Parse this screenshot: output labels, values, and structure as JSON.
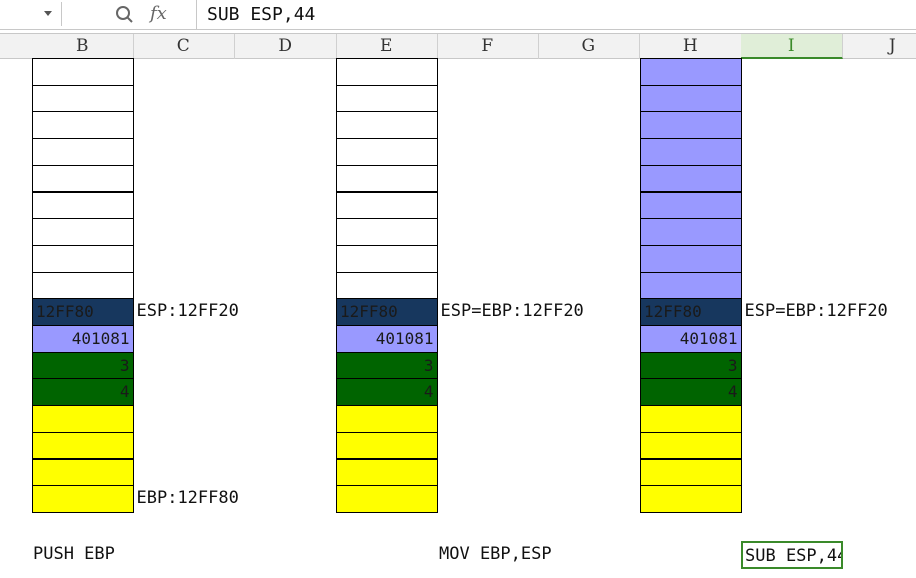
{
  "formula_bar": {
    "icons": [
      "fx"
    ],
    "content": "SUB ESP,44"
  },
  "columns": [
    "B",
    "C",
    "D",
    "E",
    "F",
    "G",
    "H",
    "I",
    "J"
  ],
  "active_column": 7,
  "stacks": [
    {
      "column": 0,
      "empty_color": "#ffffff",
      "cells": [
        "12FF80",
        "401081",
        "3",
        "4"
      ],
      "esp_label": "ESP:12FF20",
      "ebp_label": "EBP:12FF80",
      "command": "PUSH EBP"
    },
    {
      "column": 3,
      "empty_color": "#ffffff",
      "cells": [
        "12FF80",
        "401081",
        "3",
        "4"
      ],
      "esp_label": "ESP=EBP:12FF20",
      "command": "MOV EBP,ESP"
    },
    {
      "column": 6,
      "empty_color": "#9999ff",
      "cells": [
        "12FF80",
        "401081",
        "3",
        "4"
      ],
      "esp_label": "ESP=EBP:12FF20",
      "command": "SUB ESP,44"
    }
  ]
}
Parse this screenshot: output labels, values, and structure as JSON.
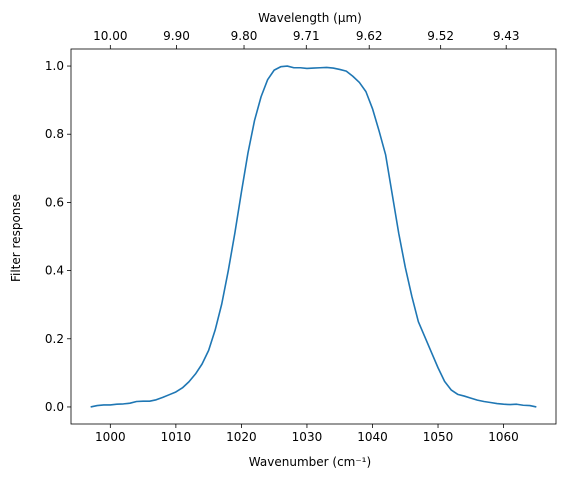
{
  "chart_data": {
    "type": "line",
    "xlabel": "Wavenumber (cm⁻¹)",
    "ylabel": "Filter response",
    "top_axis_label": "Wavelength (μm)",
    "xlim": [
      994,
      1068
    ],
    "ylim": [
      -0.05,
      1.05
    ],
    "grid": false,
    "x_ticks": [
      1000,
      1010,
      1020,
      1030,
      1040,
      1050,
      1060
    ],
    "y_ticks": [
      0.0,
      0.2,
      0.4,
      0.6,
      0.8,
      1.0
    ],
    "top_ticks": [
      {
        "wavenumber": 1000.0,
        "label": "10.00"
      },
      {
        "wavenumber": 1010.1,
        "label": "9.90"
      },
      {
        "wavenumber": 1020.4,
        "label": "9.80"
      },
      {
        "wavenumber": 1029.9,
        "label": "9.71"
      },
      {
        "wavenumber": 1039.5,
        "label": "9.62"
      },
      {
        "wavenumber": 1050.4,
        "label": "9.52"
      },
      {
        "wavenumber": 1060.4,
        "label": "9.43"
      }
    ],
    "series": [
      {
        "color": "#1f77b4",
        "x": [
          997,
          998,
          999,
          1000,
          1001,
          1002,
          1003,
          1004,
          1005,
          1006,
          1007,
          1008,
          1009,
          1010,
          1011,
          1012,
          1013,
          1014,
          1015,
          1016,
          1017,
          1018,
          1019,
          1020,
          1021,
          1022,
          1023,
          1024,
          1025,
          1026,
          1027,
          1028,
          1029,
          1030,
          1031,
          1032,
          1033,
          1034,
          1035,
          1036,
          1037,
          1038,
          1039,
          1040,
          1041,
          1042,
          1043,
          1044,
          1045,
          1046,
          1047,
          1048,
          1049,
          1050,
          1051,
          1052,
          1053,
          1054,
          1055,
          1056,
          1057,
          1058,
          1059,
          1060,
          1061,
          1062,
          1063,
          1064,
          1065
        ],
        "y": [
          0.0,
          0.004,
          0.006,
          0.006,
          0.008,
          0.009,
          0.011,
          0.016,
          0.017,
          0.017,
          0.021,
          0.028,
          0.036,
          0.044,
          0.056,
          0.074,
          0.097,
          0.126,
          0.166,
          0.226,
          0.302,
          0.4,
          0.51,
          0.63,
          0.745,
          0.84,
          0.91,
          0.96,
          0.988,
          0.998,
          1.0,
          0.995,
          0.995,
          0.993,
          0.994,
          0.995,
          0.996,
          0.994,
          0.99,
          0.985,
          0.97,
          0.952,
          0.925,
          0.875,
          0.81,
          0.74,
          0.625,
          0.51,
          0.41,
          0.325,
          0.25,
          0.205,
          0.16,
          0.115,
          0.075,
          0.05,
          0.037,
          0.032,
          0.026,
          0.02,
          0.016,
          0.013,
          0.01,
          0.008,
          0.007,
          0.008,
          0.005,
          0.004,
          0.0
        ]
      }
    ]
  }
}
^^^^^^^^^^^^^^^^
REQUIRED TASK
Leave the images out, please, and restate each line word for word.

RESPONSE TO THIS EXERCISE
Parse this screenshot: output labels, values, and structure as JSON.
{
  "formula_bar": {
    "icons": [
      "fx"
    ],
    "content": "SUB ESP,44"
  },
  "columns": [
    "B",
    "C",
    "D",
    "E",
    "F",
    "G",
    "H",
    "I",
    "J"
  ],
  "active_column": 7,
  "stacks": [
    {
      "column": 0,
      "empty_color": "#ffffff",
      "cells": [
        "12FF80",
        "401081",
        "3",
        "4"
      ],
      "esp_label": "ESP:12FF20",
      "ebp_label": "EBP:12FF80",
      "command": "PUSH EBP"
    },
    {
      "column": 3,
      "empty_color": "#ffffff",
      "cells": [
        "12FF80",
        "401081",
        "3",
        "4"
      ],
      "esp_label": "ESP=EBP:12FF20",
      "command": "MOV EBP,ESP"
    },
    {
      "column": 6,
      "empty_color": "#9999ff",
      "cells": [
        "12FF80",
        "401081",
        "3",
        "4"
      ],
      "esp_label": "ESP=EBP:12FF20",
      "command": "SUB ESP,44"
    }
  ]
}
Parse this screenshot: output labels, values, and structure as JSON.
{
  "chart_data": {
    "type": "line",
    "xlabel": "Wavenumber (cm⁻¹)",
    "ylabel": "Filter response",
    "top_axis_label": "Wavelength (μm)",
    "xlim": [
      994,
      1068
    ],
    "ylim": [
      -0.05,
      1.05
    ],
    "grid": false,
    "x_ticks": [
      1000,
      1010,
      1020,
      1030,
      1040,
      1050,
      1060
    ],
    "y_ticks": [
      0.0,
      0.2,
      0.4,
      0.6,
      0.8,
      1.0
    ],
    "top_ticks": [
      {
        "wavenumber": 1000.0,
        "label": "10.00"
      },
      {
        "wavenumber": 1010.1,
        "label": "9.90"
      },
      {
        "wavenumber": 1020.4,
        "label": "9.80"
      },
      {
        "wavenumber": 1029.9,
        "label": "9.71"
      },
      {
        "wavenumber": 1039.5,
        "label": "9.62"
      },
      {
        "wavenumber": 1050.4,
        "label": "9.52"
      },
      {
        "wavenumber": 1060.4,
        "label": "9.43"
      }
    ],
    "series": [
      {
        "color": "#1f77b4",
        "x": [
          997,
          998,
          999,
          1000,
          1001,
          1002,
          1003,
          1004,
          1005,
          1006,
          1007,
          1008,
          1009,
          1010,
          1011,
          1012,
          1013,
          1014,
          1015,
          1016,
          1017,
          1018,
          1019,
          1020,
          1021,
          1022,
          1023,
          1024,
          1025,
          1026,
          1027,
          1028,
          1029,
          1030,
          1031,
          1032,
          1033,
          1034,
          1035,
          1036,
          1037,
          1038,
          1039,
          1040,
          1041,
          1042,
          1043,
          1044,
          1045,
          1046,
          1047,
          1048,
          1049,
          1050,
          1051,
          1052,
          1053,
          1054,
          1055,
          1056,
          1057,
          1058,
          1059,
          1060,
          1061,
          1062,
          1063,
          1064,
          1065
        ],
        "y": [
          0.0,
          0.004,
          0.006,
          0.006,
          0.008,
          0.009,
          0.011,
          0.016,
          0.017,
          0.017,
          0.021,
          0.028,
          0.036,
          0.044,
          0.056,
          0.074,
          0.097,
          0.126,
          0.166,
          0.226,
          0.302,
          0.4,
          0.51,
          0.63,
          0.745,
          0.84,
          0.91,
          0.96,
          0.988,
          0.998,
          1.0,
          0.995,
          0.995,
          0.993,
          0.994,
          0.995,
          0.996,
          0.994,
          0.99,
          0.985,
          0.97,
          0.952,
          0.925,
          0.875,
          0.81,
          0.74,
          0.625,
          0.51,
          0.41,
          0.325,
          0.25,
          0.205,
          0.16,
          0.115,
          0.075,
          0.05,
          0.037,
          0.032,
          0.026,
          0.02,
          0.016,
          0.013,
          0.01,
          0.008,
          0.007,
          0.008,
          0.005,
          0.004,
          0.0
        ]
      }
    ]
  }
}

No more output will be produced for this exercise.